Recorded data
◆ ◆ ◆ ◆

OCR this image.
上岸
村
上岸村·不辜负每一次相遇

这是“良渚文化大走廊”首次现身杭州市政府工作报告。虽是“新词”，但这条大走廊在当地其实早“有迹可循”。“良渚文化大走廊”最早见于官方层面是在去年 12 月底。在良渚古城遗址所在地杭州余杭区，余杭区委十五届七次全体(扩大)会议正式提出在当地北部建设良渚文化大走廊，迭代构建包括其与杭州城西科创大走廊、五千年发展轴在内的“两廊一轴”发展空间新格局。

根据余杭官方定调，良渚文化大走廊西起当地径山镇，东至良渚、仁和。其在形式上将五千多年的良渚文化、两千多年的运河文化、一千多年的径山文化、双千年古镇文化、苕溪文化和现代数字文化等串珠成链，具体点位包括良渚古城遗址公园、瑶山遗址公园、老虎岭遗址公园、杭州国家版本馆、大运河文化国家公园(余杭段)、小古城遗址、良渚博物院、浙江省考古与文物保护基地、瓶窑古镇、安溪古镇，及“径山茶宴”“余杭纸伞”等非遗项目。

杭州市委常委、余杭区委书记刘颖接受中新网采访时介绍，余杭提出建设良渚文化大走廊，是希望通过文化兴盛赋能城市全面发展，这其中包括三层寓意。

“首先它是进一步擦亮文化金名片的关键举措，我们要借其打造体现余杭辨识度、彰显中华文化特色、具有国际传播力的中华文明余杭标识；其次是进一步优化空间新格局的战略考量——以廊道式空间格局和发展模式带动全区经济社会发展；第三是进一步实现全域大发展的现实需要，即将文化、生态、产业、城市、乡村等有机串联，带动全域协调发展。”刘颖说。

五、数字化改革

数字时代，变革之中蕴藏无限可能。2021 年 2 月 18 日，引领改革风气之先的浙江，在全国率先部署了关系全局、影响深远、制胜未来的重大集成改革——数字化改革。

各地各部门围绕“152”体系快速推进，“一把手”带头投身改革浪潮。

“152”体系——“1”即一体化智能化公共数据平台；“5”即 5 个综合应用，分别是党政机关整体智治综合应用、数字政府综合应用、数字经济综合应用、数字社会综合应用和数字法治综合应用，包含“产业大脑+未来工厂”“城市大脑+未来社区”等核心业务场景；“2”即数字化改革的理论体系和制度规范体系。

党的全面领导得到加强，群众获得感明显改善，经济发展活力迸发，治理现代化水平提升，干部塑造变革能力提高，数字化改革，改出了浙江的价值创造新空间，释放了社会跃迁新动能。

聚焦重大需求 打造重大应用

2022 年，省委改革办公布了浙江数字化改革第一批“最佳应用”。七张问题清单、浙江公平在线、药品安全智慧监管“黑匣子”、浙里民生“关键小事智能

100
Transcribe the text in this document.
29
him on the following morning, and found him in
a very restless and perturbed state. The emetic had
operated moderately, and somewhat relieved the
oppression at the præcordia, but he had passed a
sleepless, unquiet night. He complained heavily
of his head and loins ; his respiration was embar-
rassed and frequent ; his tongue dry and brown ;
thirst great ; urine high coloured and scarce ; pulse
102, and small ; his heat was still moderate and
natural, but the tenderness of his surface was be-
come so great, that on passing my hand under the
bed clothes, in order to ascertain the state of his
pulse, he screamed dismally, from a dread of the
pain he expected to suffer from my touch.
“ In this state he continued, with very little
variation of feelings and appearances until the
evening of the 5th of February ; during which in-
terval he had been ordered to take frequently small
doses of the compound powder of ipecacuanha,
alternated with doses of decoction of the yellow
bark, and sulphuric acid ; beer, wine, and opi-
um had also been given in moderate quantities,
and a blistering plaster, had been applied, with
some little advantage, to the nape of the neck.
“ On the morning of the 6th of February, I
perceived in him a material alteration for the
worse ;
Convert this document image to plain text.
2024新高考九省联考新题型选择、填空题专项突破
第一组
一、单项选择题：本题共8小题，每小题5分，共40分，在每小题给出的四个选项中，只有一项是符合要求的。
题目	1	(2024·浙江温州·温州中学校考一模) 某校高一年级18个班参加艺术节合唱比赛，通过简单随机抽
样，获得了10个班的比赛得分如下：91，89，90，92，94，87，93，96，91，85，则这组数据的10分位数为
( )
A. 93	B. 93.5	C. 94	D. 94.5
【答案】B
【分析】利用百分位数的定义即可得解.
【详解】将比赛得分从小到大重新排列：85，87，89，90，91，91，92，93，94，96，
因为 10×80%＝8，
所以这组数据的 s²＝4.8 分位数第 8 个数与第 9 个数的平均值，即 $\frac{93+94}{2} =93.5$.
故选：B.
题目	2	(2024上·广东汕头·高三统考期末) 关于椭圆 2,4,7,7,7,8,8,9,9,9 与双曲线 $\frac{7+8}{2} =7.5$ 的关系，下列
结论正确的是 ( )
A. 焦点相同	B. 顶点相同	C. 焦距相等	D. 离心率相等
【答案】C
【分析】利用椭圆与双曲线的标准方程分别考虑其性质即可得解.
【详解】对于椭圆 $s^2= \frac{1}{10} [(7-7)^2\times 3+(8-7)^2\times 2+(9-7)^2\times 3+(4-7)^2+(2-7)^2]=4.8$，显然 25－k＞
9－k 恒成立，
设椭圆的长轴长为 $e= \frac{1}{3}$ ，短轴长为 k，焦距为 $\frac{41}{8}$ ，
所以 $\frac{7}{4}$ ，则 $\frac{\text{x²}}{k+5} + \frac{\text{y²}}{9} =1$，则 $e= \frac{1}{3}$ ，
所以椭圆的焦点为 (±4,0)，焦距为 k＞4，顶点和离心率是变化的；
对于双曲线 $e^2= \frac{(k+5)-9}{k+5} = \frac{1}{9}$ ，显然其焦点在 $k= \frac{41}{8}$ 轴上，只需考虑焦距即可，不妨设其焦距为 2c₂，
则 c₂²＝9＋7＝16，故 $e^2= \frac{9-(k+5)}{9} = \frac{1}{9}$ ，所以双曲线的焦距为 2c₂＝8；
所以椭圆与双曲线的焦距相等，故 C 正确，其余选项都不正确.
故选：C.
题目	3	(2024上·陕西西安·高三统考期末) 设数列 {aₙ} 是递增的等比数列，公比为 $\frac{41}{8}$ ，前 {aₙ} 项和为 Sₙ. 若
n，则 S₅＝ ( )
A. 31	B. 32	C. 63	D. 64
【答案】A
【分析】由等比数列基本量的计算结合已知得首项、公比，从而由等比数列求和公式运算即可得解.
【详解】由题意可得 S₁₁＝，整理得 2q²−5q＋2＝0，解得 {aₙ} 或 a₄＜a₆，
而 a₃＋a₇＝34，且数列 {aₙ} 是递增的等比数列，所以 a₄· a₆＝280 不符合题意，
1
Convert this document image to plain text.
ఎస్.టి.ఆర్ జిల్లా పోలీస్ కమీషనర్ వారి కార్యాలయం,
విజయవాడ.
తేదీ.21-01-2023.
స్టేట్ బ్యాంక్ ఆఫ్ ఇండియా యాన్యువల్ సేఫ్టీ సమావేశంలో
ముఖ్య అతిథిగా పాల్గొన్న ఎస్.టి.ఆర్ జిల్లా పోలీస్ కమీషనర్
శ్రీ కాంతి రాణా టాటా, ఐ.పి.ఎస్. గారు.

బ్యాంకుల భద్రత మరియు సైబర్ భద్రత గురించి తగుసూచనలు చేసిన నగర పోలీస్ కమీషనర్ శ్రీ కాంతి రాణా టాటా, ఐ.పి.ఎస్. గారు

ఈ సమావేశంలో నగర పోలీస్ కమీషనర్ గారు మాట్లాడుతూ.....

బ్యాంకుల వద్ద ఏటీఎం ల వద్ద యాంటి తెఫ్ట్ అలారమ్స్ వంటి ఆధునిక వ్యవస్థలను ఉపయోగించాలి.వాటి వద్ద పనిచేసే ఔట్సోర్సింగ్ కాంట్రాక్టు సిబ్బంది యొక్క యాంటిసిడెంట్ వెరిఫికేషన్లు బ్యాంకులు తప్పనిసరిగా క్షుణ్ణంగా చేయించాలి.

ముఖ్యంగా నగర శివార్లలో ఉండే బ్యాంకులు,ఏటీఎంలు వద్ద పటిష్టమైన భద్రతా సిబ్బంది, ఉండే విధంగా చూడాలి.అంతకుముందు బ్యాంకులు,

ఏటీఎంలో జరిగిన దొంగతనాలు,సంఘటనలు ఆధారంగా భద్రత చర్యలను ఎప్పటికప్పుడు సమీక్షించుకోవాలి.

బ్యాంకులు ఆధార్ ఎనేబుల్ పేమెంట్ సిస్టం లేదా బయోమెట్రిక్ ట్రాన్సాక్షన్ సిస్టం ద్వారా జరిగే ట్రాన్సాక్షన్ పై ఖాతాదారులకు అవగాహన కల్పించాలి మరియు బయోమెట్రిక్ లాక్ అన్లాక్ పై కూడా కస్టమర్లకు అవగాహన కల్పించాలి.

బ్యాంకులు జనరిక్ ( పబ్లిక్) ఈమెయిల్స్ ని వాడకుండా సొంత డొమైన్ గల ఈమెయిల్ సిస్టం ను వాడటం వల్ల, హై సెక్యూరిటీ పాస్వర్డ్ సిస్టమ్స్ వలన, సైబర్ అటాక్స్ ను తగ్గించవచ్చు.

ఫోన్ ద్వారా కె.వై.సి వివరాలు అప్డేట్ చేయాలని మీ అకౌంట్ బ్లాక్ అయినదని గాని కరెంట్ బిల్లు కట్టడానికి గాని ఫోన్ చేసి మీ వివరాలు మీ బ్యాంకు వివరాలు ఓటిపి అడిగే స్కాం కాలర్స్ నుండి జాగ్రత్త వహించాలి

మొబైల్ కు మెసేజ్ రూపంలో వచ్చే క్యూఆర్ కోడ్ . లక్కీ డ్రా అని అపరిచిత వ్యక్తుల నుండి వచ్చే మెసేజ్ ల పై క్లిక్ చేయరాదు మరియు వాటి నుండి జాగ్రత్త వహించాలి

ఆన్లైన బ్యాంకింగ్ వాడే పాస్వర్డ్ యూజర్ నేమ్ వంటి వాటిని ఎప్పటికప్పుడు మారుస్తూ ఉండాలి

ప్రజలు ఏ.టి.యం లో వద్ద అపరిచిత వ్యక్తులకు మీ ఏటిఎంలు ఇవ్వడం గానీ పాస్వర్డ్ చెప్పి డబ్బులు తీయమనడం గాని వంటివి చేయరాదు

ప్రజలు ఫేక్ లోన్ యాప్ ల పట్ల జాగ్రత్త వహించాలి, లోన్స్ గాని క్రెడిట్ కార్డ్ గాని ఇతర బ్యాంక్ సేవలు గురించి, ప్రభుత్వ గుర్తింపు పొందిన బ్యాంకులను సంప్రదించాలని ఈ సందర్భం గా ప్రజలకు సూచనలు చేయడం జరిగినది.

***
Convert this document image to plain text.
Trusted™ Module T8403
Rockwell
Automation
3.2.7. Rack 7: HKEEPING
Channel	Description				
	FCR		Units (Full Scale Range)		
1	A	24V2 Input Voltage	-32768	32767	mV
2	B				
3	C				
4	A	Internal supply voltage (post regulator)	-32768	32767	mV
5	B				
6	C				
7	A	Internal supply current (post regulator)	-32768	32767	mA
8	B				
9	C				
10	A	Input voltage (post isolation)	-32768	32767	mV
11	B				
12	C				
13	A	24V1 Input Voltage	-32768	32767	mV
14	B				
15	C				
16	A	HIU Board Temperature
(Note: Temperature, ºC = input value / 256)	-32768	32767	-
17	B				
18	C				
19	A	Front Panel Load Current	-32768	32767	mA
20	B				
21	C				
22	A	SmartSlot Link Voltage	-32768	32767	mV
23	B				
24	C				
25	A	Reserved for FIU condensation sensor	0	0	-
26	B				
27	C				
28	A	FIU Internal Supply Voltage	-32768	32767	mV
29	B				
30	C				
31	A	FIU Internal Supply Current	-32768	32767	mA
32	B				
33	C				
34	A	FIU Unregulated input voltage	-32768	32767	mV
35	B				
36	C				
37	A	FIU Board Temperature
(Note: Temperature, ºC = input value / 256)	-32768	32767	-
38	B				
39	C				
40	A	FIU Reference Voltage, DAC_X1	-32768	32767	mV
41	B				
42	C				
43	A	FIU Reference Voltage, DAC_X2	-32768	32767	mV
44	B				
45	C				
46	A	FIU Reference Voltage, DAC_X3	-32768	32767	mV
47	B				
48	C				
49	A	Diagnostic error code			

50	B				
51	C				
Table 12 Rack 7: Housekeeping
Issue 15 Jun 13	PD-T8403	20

◆ ◆ ◆ ◆

▸ **Set exercise**:
In the entries above, find every line with the word "morning" and list it.

▸ **Correct response**:
him on the following morning, and found him in
“ On the morning of the 6th of February, I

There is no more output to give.